◆ **What is expected**
Every line of the data that contains the string "Research" must be copied.

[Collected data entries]
****

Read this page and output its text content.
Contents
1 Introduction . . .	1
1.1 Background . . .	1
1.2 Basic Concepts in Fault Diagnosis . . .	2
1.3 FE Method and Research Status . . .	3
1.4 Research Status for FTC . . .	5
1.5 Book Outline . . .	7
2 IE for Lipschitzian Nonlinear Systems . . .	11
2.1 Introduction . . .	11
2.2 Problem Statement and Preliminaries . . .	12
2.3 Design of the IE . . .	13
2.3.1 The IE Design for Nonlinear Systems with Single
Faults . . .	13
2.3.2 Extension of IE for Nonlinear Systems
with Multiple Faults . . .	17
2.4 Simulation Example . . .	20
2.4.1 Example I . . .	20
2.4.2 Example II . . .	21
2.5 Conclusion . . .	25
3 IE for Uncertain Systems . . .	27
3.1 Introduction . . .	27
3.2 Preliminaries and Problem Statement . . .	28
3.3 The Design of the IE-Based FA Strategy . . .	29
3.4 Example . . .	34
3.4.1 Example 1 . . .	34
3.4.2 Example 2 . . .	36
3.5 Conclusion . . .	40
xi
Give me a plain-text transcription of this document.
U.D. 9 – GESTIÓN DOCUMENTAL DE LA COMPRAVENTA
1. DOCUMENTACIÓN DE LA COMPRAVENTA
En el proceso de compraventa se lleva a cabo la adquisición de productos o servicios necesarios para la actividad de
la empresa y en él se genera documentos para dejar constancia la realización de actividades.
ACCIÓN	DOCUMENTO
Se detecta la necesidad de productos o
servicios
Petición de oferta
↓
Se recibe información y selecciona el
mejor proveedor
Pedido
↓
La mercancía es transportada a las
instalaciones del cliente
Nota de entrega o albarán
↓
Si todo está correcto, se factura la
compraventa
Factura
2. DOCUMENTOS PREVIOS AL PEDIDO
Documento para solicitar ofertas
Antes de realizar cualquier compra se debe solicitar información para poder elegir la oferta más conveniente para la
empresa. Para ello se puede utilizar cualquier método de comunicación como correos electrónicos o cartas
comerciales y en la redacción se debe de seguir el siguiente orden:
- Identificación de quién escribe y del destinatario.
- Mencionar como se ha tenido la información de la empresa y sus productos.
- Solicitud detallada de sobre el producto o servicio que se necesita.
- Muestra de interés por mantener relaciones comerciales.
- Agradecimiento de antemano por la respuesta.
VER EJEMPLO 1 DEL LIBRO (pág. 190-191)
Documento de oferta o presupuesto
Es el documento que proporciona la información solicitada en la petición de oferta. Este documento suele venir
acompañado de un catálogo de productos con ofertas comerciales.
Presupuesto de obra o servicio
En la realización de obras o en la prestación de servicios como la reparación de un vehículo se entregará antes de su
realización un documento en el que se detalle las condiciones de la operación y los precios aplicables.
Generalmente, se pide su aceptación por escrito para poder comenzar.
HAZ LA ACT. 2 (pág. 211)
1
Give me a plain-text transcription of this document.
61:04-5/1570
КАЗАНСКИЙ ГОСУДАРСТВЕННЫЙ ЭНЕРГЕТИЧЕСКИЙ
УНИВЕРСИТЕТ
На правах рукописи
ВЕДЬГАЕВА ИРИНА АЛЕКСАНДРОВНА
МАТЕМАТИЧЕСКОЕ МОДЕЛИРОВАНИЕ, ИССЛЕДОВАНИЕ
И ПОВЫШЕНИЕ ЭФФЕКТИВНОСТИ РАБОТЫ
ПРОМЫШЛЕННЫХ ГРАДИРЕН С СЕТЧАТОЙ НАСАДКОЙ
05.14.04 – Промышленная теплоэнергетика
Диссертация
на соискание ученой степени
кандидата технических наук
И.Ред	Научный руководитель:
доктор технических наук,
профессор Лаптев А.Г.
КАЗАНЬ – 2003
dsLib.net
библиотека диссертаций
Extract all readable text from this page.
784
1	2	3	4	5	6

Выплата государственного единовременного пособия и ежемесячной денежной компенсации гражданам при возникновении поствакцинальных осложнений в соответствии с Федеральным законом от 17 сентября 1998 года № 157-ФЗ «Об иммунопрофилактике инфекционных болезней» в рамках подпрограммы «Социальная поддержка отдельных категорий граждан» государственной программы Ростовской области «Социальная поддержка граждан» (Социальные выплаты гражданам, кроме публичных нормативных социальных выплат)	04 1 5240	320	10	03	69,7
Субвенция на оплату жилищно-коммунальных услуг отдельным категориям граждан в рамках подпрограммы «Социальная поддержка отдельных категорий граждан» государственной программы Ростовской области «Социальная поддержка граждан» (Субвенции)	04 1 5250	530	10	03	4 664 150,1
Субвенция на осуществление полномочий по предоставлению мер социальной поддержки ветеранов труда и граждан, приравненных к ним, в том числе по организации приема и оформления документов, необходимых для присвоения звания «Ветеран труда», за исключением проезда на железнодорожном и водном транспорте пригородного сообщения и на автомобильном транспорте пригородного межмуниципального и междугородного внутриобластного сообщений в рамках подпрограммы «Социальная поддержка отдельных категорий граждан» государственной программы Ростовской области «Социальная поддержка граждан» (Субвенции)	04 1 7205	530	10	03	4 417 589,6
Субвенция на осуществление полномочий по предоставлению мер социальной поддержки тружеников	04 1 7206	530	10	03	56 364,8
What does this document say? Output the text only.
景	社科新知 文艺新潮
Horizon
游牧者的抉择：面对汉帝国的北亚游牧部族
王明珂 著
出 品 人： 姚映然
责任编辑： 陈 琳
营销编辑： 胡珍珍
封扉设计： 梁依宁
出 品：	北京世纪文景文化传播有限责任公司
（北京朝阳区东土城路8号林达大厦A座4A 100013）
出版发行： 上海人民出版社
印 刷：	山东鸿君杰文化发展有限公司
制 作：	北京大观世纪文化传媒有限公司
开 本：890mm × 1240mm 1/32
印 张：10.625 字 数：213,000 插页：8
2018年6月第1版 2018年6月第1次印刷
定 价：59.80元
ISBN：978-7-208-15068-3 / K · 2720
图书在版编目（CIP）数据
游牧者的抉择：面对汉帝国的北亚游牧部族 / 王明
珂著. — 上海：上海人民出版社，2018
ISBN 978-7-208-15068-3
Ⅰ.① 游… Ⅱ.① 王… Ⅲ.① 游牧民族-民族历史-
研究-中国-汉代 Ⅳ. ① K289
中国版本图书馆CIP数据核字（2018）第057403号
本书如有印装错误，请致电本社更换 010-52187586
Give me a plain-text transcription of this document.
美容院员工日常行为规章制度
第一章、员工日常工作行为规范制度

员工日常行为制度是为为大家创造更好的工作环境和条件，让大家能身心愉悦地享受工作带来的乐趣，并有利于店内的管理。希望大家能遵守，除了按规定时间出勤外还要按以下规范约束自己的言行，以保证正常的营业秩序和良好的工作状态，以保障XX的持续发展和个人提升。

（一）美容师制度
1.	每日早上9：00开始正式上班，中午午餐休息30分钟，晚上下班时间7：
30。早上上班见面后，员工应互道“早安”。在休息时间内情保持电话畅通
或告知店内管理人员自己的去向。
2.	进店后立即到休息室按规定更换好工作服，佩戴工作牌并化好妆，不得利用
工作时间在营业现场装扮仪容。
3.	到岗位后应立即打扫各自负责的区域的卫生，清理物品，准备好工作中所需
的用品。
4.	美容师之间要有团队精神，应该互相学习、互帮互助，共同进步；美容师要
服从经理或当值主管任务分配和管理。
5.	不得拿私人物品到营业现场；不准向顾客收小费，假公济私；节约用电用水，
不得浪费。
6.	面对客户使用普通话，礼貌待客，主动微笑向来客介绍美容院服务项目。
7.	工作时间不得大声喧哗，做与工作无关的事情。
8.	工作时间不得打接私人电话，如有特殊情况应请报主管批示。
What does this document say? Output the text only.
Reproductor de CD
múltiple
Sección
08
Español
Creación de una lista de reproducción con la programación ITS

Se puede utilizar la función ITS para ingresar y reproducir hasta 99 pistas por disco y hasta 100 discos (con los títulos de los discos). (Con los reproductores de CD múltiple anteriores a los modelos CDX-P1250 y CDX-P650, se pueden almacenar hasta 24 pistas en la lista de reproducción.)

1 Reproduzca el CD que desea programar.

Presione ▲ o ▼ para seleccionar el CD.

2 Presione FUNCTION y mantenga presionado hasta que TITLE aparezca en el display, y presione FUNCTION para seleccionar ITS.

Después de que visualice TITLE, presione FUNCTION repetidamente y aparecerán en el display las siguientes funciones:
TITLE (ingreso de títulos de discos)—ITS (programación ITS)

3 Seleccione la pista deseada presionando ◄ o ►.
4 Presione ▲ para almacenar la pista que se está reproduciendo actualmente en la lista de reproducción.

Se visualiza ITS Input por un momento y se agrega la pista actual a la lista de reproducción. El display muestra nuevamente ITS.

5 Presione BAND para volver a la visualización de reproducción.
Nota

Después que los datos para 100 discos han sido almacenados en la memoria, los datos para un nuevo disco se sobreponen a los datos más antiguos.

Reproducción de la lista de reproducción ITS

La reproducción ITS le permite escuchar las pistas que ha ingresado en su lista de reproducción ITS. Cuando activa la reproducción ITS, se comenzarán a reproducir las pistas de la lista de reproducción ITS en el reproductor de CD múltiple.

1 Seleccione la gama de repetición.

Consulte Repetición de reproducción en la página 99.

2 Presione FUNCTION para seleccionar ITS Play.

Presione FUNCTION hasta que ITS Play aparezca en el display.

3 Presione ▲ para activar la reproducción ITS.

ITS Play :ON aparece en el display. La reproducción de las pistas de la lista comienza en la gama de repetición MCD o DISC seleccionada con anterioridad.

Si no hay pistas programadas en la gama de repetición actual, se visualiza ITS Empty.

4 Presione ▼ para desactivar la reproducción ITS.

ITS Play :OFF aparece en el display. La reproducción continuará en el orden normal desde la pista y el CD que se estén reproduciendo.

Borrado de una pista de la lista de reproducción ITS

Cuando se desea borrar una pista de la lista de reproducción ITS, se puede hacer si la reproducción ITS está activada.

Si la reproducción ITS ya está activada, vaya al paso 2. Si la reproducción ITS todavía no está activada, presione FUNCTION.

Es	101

****

◆ **Solved problem**
1.3 FE Method and Research Status . . .	3
1.4 Research Status for FTC . . .	5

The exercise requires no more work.